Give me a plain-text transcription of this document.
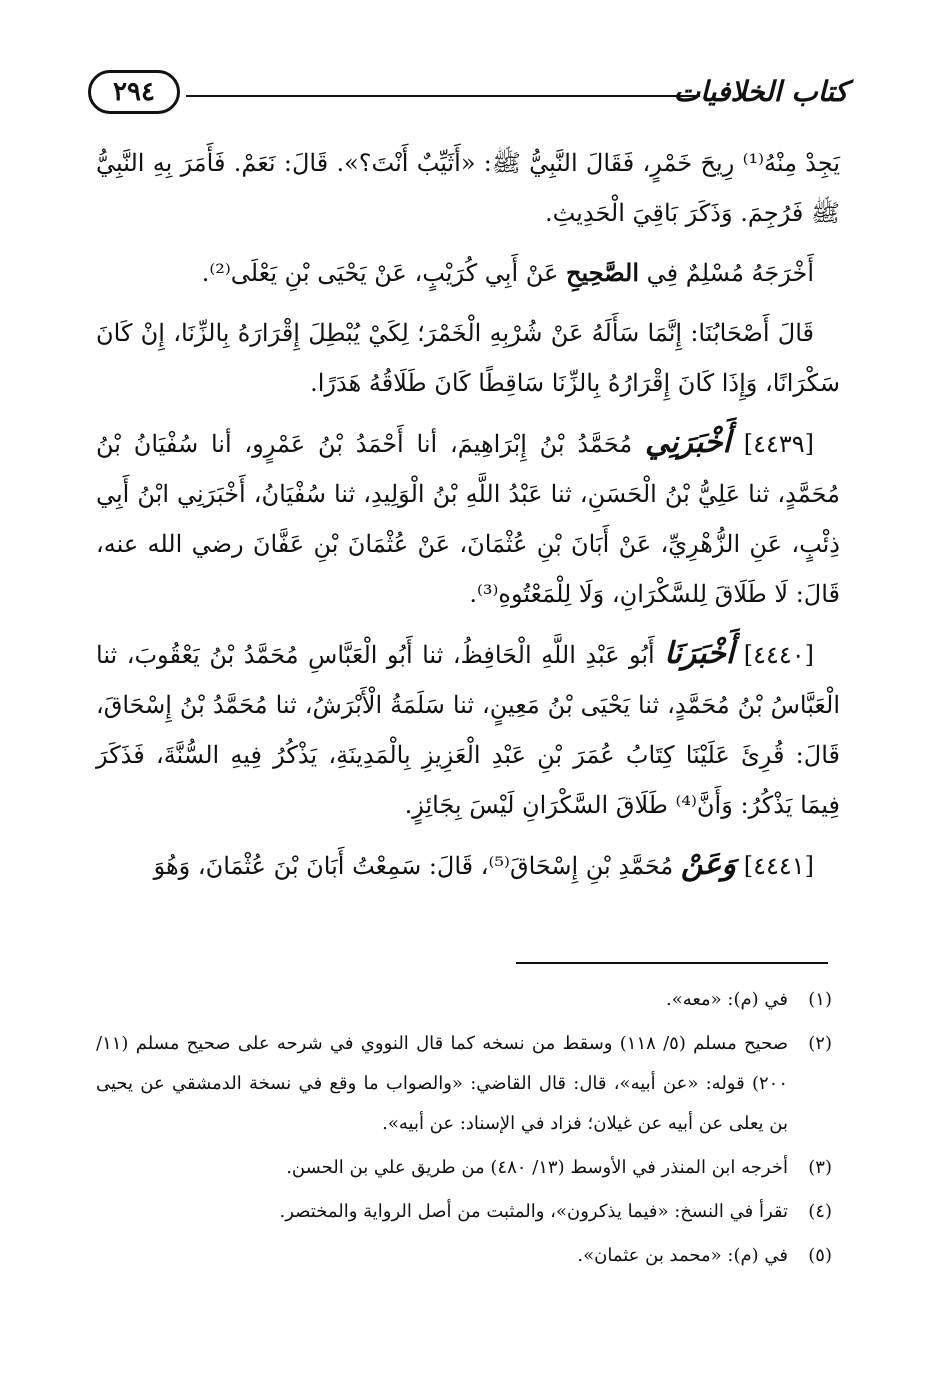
كتاب الخلافيات
٢٩٤

يَجِدْ مِنْهُ⁽¹⁾ رِيحَ خَمْرٍ، فَقَالَ النَّبِيُّ ﷺ: «أَثَيِّبٌ أَنْتَ؟». قَالَ: نَعَمْ. فَأَمَرَ بِهِ النَّبِيُّ ﷺ فَرُجِمَ. وَذَكَرَ بَاقِيَ الْحَدِيثِ.

أَخْرَجَهُ مُسْلِمٌ فِي الصَّحِيحِ عَنْ أَبِي كُرَيْبٍ، عَنْ يَحْيَى بْنِ يَعْلَى⁽²⁾.

قَالَ أَصْحَابُنَا: إِنَّمَا سَأَلَهُ عَنْ شُرْبِهِ الْخَمْرَ؛ لِكَيْ يُبْطِلَ إِقْرَارَهُ بِالزِّنَا، إِنْ كَانَ سَكْرَانًا، وَإِذَا كَانَ إِقْرَارُهُ بِالزِّنَا سَاقِطًا كَانَ طَلَاقُهُ هَدَرًا.

[٤٤٣٩] أَخْبَرَنِي مُحَمَّدُ بْنُ إِبْرَاهِيمَ، أنا أَحْمَدُ بْنُ عَمْرٍو، أنا سُفْيَانُ بْنُ مُحَمَّدٍ، ثنا عَلِيُّ بْنُ الْحَسَنِ، ثنا عَبْدُ اللَّهِ بْنُ الْوَلِيدِ، ثنا سُفْيَانُ، أَخْبَرَنِي ابْنُ أَبِي ذِئْبٍ، عَنِ الزُّهْرِيِّ، عَنْ أَبَانَ بْنِ عُثْمَانَ، عَنْ عُثْمَانَ بْنِ عَفَّانَ رضي الله عنه، قَالَ: لَا طَلَاقَ لِلسَّكْرَانِ، وَلَا لِلْمَعْتُوهِ⁽³⁾.

[٤٤٤٠] أَخْبَرَنَا أَبُو عَبْدِ اللَّهِ الْحَافِظُ، ثنا أَبُو الْعَبَّاسِ مُحَمَّدُ بْنُ يَعْقُوبَ، ثنا الْعَبَّاسُ بْنُ مُحَمَّدٍ، ثنا يَحْيَى بْنُ مَعِينٍ، ثنا سَلَمَةُ الْأَبْرَشُ، ثنا مُحَمَّدُ بْنُ إِسْحَاقَ، قَالَ: قُرِئَ عَلَيْنَا كِتَابُ عُمَرَ بْنِ عَبْدِ الْعَزِيزِ بِالْمَدِينَةِ، يَذْكُرُ فِيهِ السُّنَّةَ، فَذَكَرَ فِيمَا يَذْكُرُ: وَأَنَّ⁽⁴⁾ طَلَاقَ السَّكْرَانِ لَيْسَ بِجَائِزٍ.

[٤٤٤١] وَعَنْ مُحَمَّدِ بْنِ إِسْحَاقَ⁽⁵⁾، قَالَ: سَمِعْتُ أَبَانَ بْنَ عُثْمَانَ، وَهُوَ

(١)
في (م): «معه».
(٢)
صحيح مسلم (٥/ ١١٨) وسقط من نسخه كما قال النووي في شرحه على صحيح مسلم (١١/ ٢٠٠) قوله: «عن أبيه»، قال: قال القاضي: «والصواب ما وقع في نسخة الدمشقي عن يحيى بن يعلى عن أبيه عن غيلان؛ فزاد في الإسناد: عن أبيه».
(٣)
أخرجه ابن المنذر في الأوسط (١٣/ ٤٨٠) من طريق علي بن الحسن.
(٤)
تقرأ في النسخ: «فيما يذكرون»، والمثبت من أصل الرواية والمختصر.
(٥)
في (م): «محمد بن عثمان».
========================
**DIRECTIVE:**
Without including any pictures, print all of the material exactly as given.

**EXERCISE RESULT:**
Give me a plain-text transcription of this document.
كتاب الخلافيات
٢٩٤

يَجِدْ مِنْهُ⁽¹⁾ رِيحَ خَمْرٍ، فَقَالَ النَّبِيُّ ﷺ: «أَثَيِّبٌ أَنْتَ؟». قَالَ: نَعَمْ. فَأَمَرَ بِهِ النَّبِيُّ ﷺ فَرُجِمَ. وَذَكَرَ بَاقِيَ الْحَدِيثِ.

أَخْرَجَهُ مُسْلِمٌ فِي الصَّحِيحِ عَنْ أَبِي كُرَيْبٍ، عَنْ يَحْيَى بْنِ يَعْلَى⁽²⁾.

قَالَ أَصْحَابُنَا: إِنَّمَا سَأَلَهُ عَنْ شُرْبِهِ الْخَمْرَ؛ لِكَيْ يُبْطِلَ إِقْرَارَهُ بِالزِّنَا، إِنْ كَانَ سَكْرَانًا، وَإِذَا كَانَ إِقْرَارُهُ بِالزِّنَا سَاقِطًا كَانَ طَلَاقُهُ هَدَرًا.

[٤٤٣٩] أَخْبَرَنِي مُحَمَّدُ بْنُ إِبْرَاهِيمَ، أنا أَحْمَدُ بْنُ عَمْرٍو، أنا سُفْيَانُ بْنُ مُحَمَّدٍ، ثنا عَلِيُّ بْنُ الْحَسَنِ، ثنا عَبْدُ اللَّهِ بْنُ الْوَلِيدِ، ثنا سُفْيَانُ، أَخْبَرَنِي ابْنُ أَبِي ذِئْبٍ، عَنِ الزُّهْرِيِّ، عَنْ أَبَانَ بْنِ عُثْمَانَ، عَنْ عُثْمَانَ بْنِ عَفَّانَ رضي الله عنه، قَالَ: لَا طَلَاقَ لِلسَّكْرَانِ، وَلَا لِلْمَعْتُوهِ⁽³⁾.

[٤٤٤٠] أَخْبَرَنَا أَبُو عَبْدِ اللَّهِ الْحَافِظُ، ثنا أَبُو الْعَبَّاسِ مُحَمَّدُ بْنُ يَعْقُوبَ، ثنا الْعَبَّاسُ بْنُ مُحَمَّدٍ، ثنا يَحْيَى بْنُ مَعِينٍ، ثنا سَلَمَةُ الْأَبْرَشُ، ثنا مُحَمَّدُ بْنُ إِسْحَاقَ، قَالَ: قُرِئَ عَلَيْنَا كِتَابُ عُمَرَ بْنِ عَبْدِ الْعَزِيزِ بِالْمَدِينَةِ، يَذْكُرُ فِيهِ السُّنَّةَ، فَذَكَرَ فِيمَا يَذْكُرُ: وَأَنَّ⁽⁴⁾ طَلَاقَ السَّكْرَانِ لَيْسَ بِجَائِزٍ.

[٤٤٤١] وَعَنْ مُحَمَّدِ بْنِ إِسْحَاقَ⁽⁵⁾، قَالَ: سَمِعْتُ أَبَانَ بْنَ عُثْمَانَ، وَهُوَ

(١)
في (م): «معه».
(٢)
صحيح مسلم (٥/ ١١٨) وسقط من نسخه كما قال النووي في شرحه على صحيح مسلم (١١/ ٢٠٠) قوله: «عن أبيه»، قال: قال القاضي: «والصواب ما وقع في نسخة الدمشقي عن يحيى بن يعلى عن أبيه عن غيلان؛ فزاد في الإسناد: عن أبيه».
(٣)
أخرجه ابن المنذر في الأوسط (١٣/ ٤٨٠) من طريق علي بن الحسن.
(٤)
تقرأ في النسخ: «فيما يذكرون»، والمثبت من أصل الرواية والمختصر.
(٥)
في (م): «محمد بن عثمان».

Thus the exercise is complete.